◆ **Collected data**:
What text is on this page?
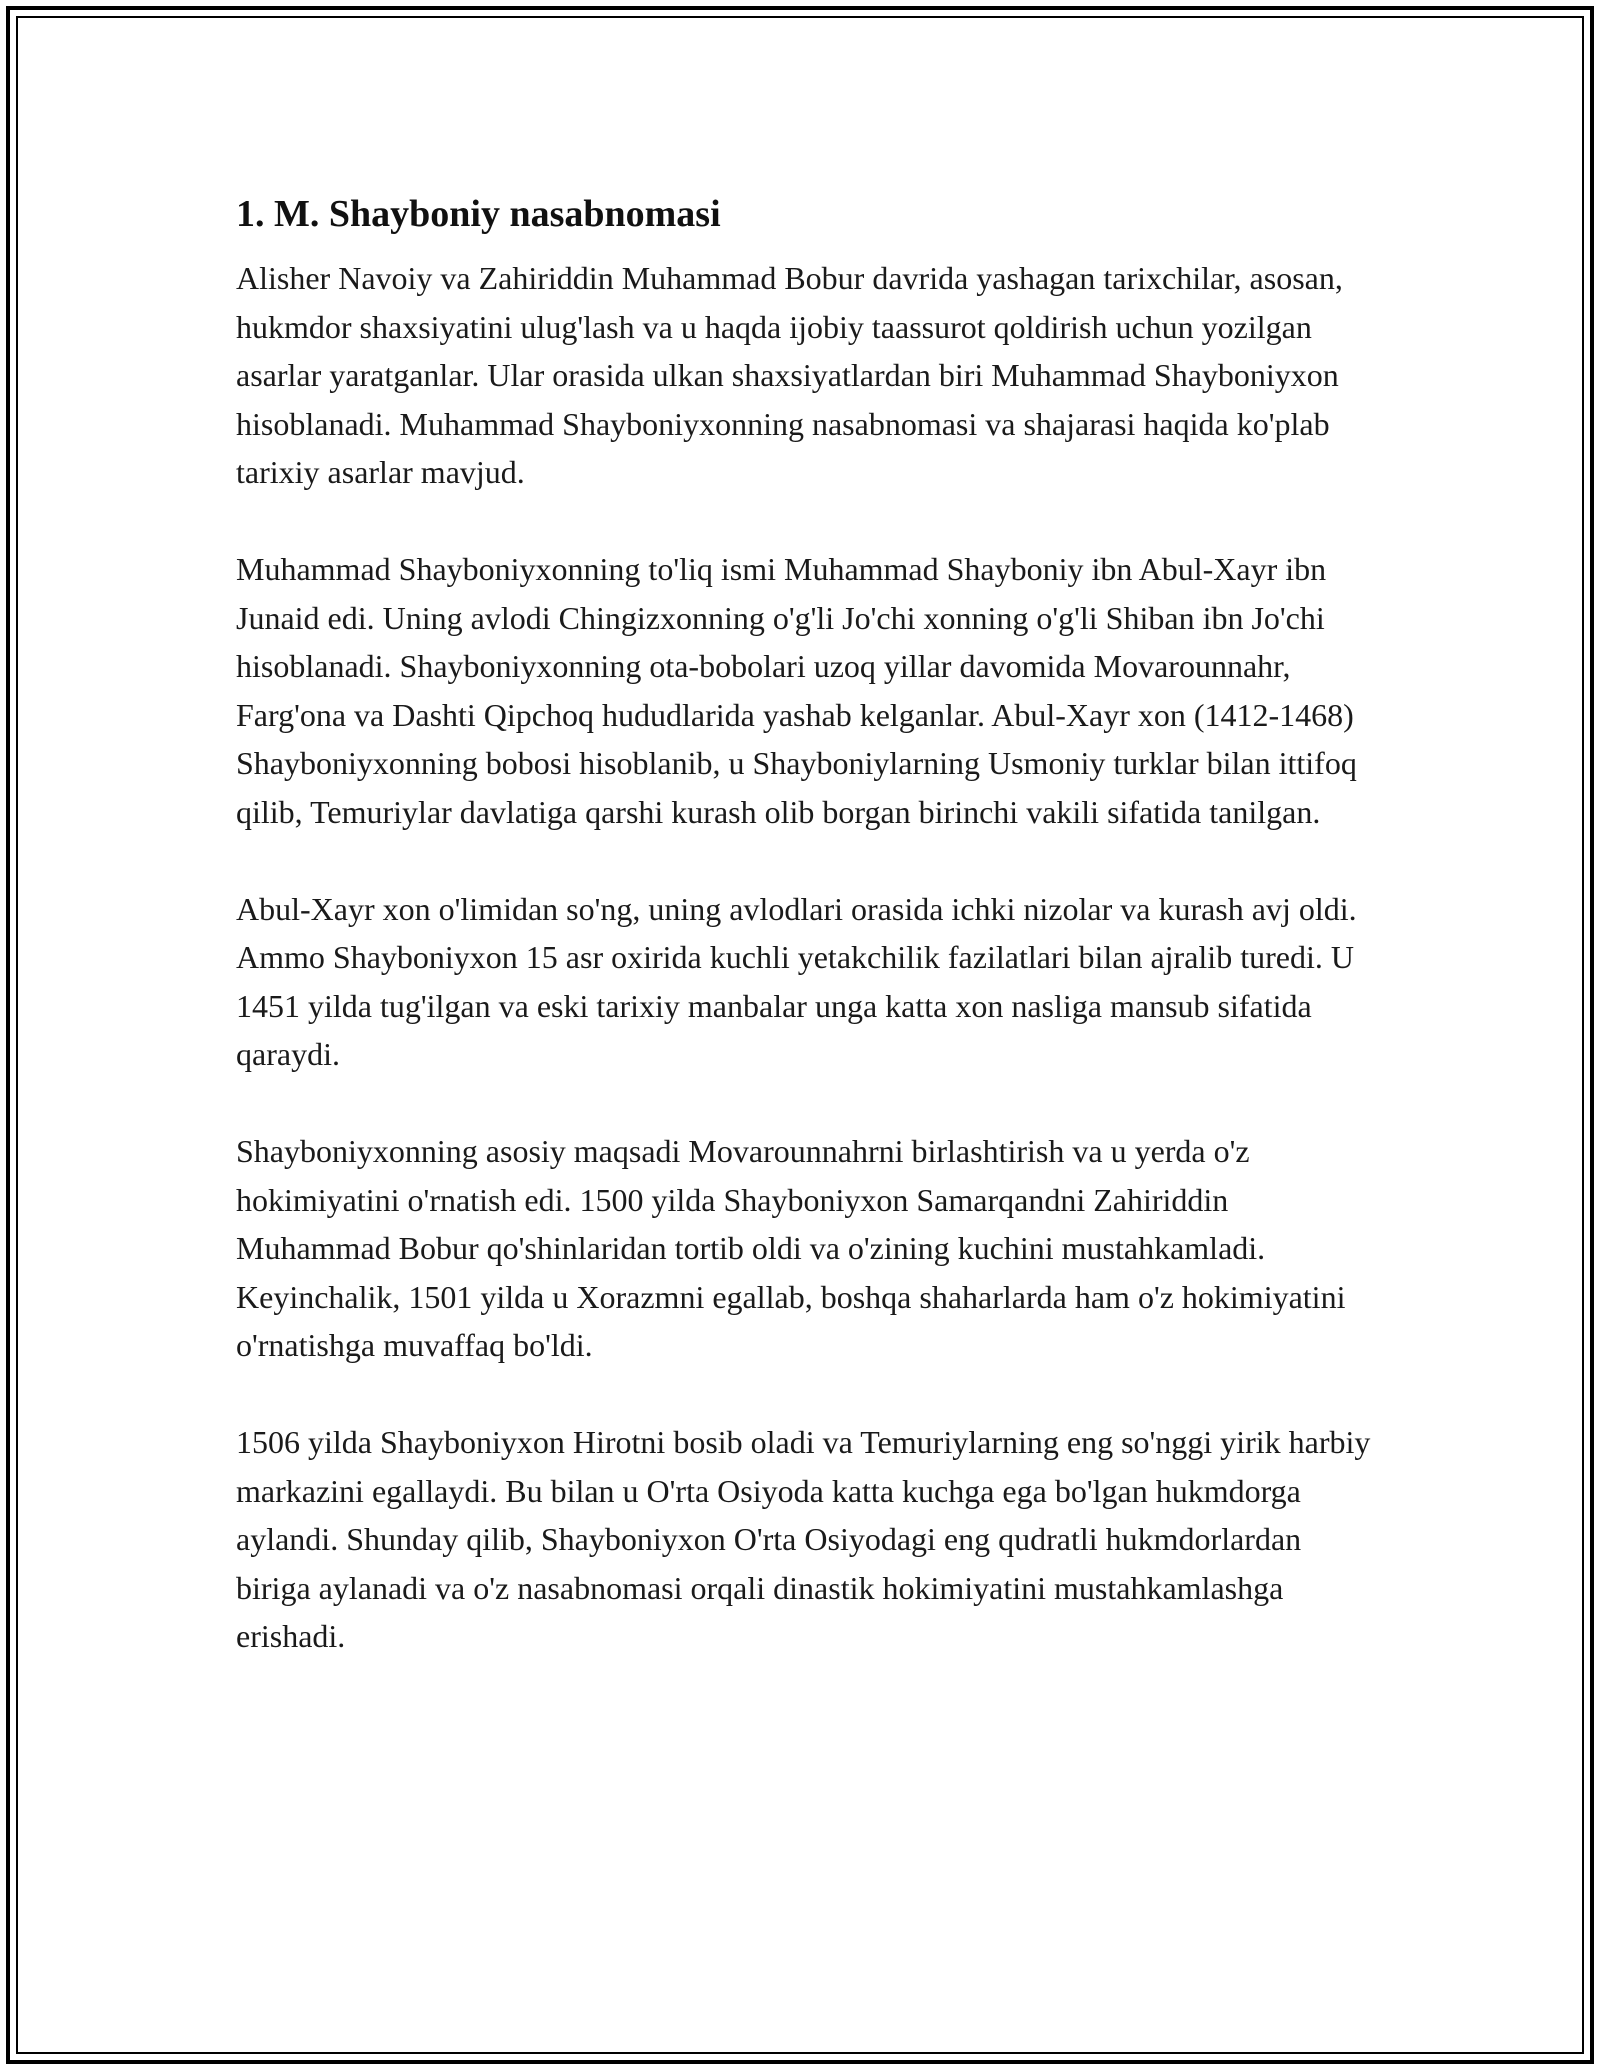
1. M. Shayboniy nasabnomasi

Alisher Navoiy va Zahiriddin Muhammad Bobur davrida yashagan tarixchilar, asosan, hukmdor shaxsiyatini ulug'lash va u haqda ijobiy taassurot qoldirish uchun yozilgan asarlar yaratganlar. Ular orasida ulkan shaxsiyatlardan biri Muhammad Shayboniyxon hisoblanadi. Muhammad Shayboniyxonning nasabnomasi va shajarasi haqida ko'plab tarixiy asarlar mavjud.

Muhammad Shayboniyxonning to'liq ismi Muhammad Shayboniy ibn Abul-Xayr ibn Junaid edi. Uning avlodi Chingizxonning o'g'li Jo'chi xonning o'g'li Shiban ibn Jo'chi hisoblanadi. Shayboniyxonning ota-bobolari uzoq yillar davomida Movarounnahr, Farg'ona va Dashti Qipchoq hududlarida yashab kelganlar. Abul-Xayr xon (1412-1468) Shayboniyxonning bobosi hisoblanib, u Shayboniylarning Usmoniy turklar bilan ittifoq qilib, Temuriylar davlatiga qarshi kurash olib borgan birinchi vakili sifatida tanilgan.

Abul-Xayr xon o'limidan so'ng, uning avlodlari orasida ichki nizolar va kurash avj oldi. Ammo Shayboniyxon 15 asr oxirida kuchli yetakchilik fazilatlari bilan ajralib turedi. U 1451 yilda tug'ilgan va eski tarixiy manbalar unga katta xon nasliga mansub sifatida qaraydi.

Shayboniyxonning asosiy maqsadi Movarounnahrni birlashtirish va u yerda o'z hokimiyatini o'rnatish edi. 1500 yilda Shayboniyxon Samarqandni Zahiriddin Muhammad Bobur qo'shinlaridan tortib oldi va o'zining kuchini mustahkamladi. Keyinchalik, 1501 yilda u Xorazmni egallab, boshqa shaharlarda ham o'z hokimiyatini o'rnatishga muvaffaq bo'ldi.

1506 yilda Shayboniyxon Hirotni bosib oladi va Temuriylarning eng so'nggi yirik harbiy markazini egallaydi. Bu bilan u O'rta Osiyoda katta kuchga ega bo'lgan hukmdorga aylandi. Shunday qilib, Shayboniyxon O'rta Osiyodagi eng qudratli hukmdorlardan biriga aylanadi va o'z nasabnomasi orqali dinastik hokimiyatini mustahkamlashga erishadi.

* * *

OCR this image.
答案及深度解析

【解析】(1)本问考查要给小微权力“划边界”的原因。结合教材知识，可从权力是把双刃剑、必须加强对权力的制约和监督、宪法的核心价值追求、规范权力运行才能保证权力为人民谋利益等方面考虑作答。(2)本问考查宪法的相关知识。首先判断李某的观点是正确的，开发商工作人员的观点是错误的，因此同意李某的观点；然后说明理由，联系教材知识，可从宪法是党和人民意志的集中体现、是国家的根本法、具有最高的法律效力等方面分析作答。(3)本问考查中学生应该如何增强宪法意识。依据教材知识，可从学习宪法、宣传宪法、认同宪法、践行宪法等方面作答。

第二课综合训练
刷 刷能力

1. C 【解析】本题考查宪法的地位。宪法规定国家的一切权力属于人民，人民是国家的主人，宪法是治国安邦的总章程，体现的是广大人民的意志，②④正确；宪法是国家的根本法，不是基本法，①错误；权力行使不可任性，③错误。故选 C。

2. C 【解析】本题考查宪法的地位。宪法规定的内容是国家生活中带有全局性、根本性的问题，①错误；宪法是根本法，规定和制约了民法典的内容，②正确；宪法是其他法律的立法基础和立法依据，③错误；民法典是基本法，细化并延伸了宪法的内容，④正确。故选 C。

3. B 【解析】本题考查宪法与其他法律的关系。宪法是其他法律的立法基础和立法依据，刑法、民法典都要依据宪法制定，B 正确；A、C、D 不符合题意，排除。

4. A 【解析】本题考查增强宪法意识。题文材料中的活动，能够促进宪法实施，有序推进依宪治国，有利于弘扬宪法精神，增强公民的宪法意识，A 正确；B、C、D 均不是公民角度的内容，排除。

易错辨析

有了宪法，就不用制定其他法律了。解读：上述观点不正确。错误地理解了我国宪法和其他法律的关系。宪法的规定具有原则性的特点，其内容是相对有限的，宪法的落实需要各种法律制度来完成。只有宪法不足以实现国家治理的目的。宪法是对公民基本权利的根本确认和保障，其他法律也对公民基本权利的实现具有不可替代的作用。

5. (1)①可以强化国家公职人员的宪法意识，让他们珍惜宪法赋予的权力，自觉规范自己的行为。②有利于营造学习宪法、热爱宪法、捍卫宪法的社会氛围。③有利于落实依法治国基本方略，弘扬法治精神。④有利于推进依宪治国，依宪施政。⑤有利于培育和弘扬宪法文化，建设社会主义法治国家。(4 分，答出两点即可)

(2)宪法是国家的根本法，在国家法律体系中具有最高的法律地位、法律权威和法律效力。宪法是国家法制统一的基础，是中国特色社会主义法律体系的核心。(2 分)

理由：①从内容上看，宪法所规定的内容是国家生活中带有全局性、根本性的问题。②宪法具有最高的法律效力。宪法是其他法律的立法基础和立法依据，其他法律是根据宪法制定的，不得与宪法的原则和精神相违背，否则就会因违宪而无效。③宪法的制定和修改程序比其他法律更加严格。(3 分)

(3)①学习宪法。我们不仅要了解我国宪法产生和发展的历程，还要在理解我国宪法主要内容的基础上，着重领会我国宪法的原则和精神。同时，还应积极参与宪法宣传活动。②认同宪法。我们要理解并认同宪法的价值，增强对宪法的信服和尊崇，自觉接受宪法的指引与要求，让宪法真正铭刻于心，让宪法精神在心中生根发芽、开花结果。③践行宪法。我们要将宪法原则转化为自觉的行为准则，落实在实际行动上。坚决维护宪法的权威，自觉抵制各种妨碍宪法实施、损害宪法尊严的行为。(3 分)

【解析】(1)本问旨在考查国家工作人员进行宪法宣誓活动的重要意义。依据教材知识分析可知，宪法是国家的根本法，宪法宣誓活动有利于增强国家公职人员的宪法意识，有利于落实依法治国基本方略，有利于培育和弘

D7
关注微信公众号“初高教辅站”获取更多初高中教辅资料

* * *

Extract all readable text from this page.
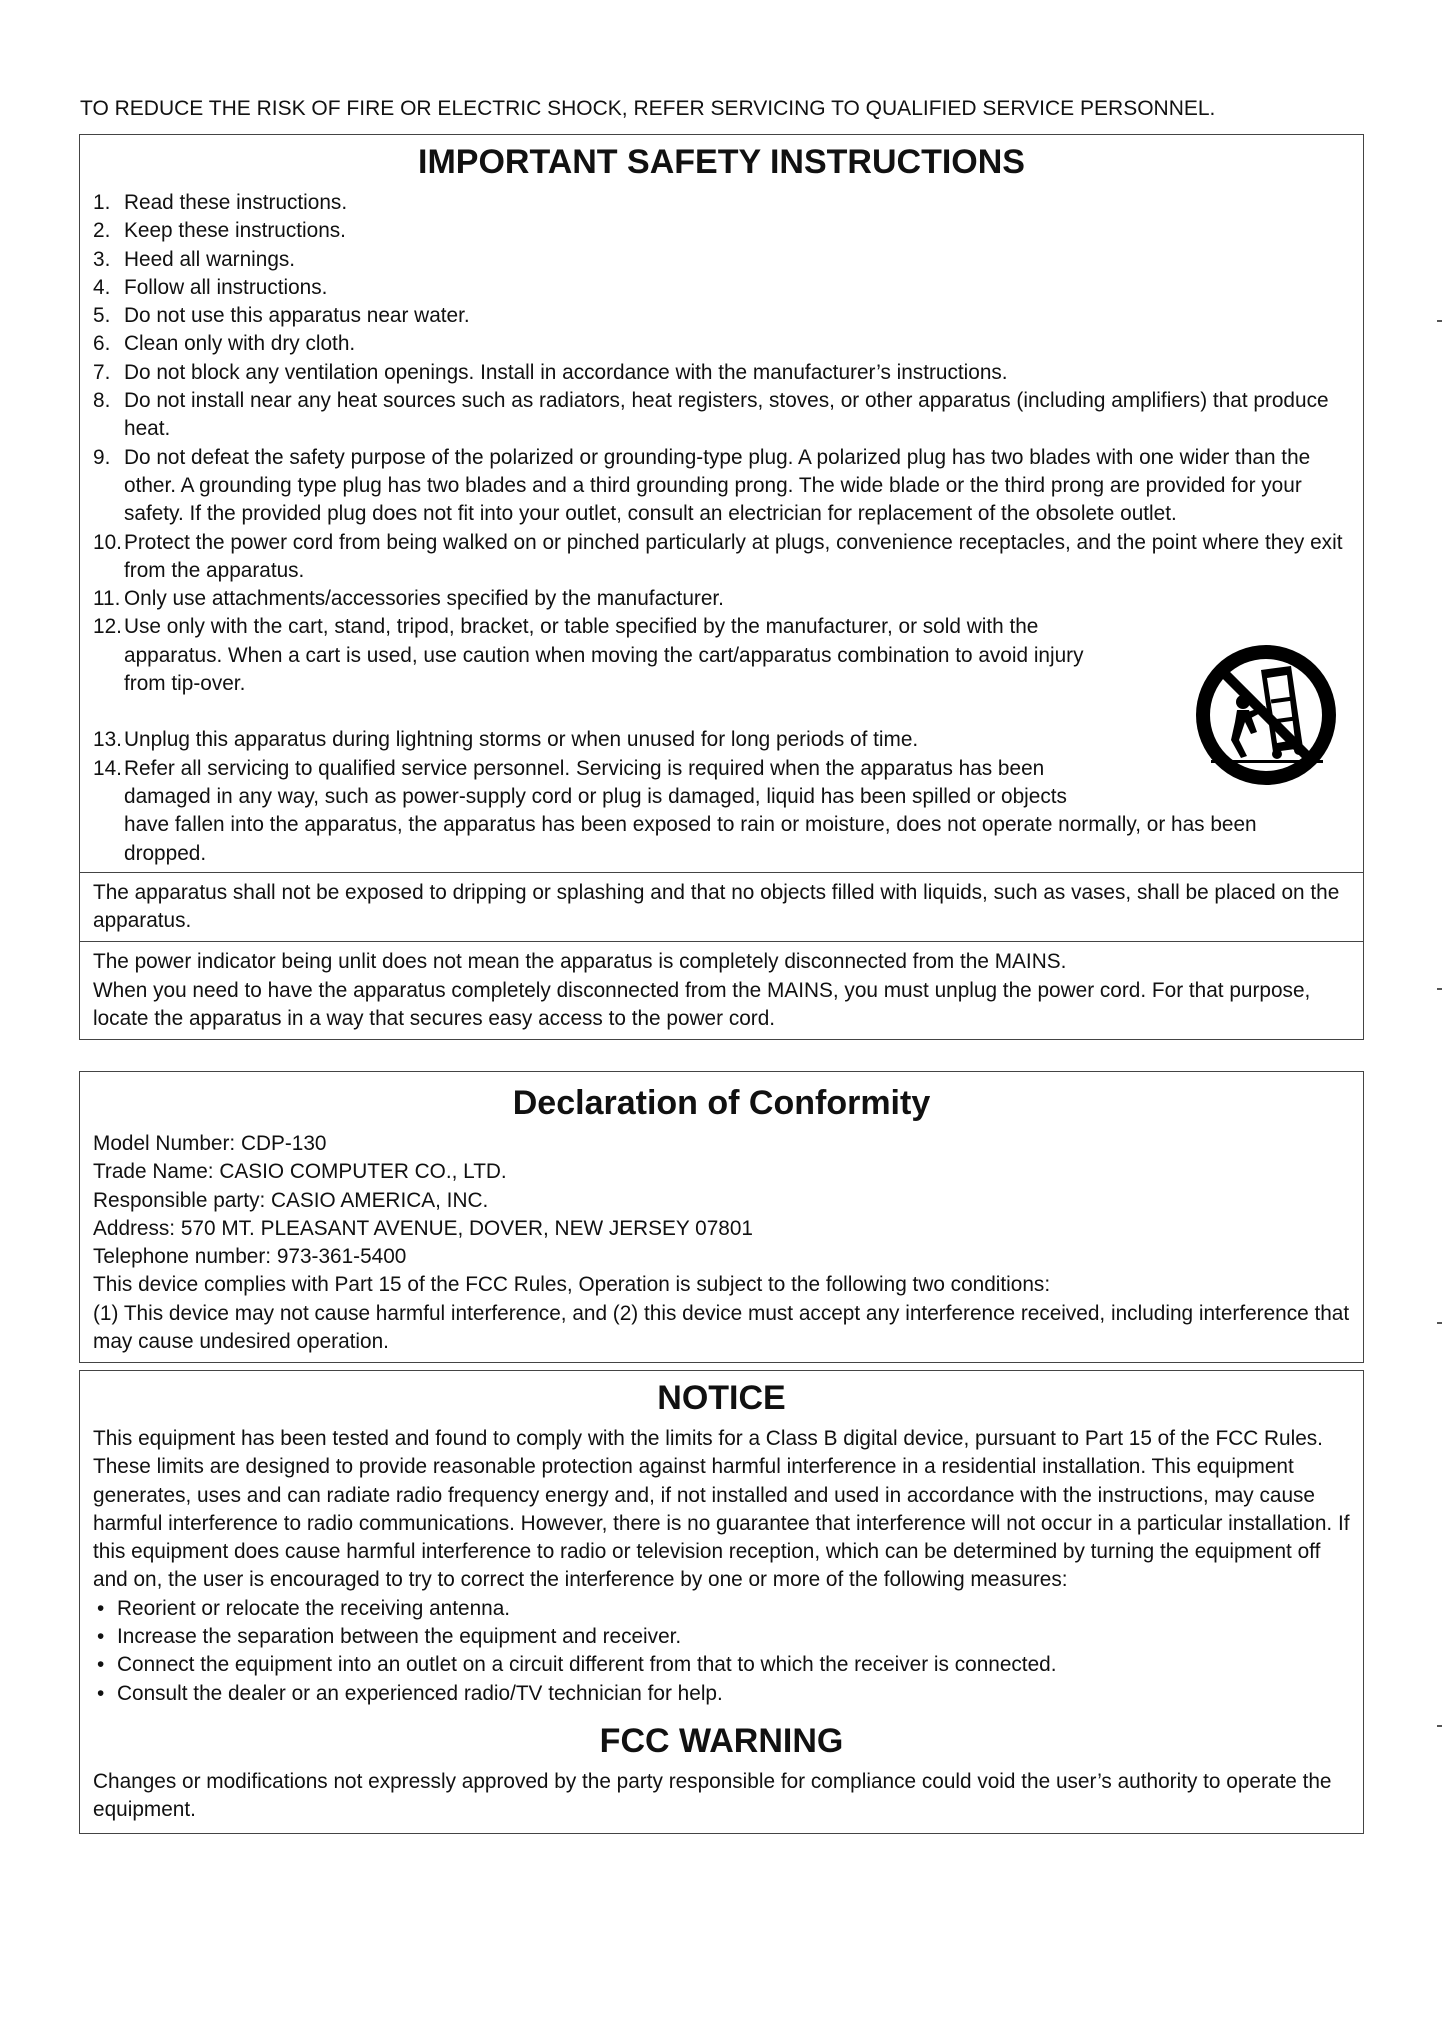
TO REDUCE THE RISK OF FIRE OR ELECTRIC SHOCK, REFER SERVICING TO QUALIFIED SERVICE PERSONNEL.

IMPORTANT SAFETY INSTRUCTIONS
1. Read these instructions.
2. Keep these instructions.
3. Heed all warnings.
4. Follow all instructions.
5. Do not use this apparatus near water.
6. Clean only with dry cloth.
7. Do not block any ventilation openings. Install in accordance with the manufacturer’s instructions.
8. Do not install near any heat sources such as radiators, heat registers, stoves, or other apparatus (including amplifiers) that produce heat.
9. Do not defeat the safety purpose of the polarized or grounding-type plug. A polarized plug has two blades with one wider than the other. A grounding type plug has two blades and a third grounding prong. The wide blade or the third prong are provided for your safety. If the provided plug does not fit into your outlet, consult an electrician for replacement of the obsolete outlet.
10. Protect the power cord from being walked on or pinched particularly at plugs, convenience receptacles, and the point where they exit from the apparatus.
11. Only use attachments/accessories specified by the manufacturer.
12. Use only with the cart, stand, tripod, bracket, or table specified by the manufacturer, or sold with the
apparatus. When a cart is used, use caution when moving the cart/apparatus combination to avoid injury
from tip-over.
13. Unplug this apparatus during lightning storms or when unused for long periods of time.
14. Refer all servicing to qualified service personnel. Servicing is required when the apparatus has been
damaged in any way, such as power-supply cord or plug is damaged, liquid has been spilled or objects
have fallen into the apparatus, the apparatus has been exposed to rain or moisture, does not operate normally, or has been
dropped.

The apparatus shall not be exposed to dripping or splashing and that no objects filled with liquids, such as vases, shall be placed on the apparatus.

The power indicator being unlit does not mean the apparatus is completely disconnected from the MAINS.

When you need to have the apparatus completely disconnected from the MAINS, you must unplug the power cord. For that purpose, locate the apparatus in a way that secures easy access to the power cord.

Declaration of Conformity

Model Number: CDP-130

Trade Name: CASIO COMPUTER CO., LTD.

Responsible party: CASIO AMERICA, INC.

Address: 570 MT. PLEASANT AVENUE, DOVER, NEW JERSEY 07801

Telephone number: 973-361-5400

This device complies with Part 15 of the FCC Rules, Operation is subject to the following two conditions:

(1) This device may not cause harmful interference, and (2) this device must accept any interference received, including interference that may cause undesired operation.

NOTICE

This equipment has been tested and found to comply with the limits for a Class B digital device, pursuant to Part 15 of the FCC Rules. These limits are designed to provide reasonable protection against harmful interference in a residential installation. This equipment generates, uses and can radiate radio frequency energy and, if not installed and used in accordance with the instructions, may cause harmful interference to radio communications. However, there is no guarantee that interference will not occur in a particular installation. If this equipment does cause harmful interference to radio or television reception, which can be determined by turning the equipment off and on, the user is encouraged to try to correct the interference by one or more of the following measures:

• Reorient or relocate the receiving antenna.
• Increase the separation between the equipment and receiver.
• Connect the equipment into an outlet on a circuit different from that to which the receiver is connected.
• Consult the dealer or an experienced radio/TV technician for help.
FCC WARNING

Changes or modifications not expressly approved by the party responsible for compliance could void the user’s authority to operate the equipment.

◆ **Problem requirements**:
Pick out every line holding the string "根本性的问题" and return it.

◆ **Written solution**:
2. C 【解析】本题考查宪法的地位。宪法规定的内容是国家生活中带有全局性、根本性的问题，①错误；宪法是根本法，规定和制约了民法典的内容，②正确；宪法是其他法律的立法基础和立法依据，③错误；民法典是基本法，细化并延伸了宪法的内容，④正确。故选 C。
理由：①从内容上看，宪法所规定的内容是国家生活中带有全局性、根本性的问题。②宪法具有最高的法律效力。宪法是其他法律的立法基础和立法依据，其他法律是根据宪法制定的，不得与宪法的原则和精神相违背，否则就会因违宪而无效。③宪法的制定和修改程序比其他法律更加严格。(3 分)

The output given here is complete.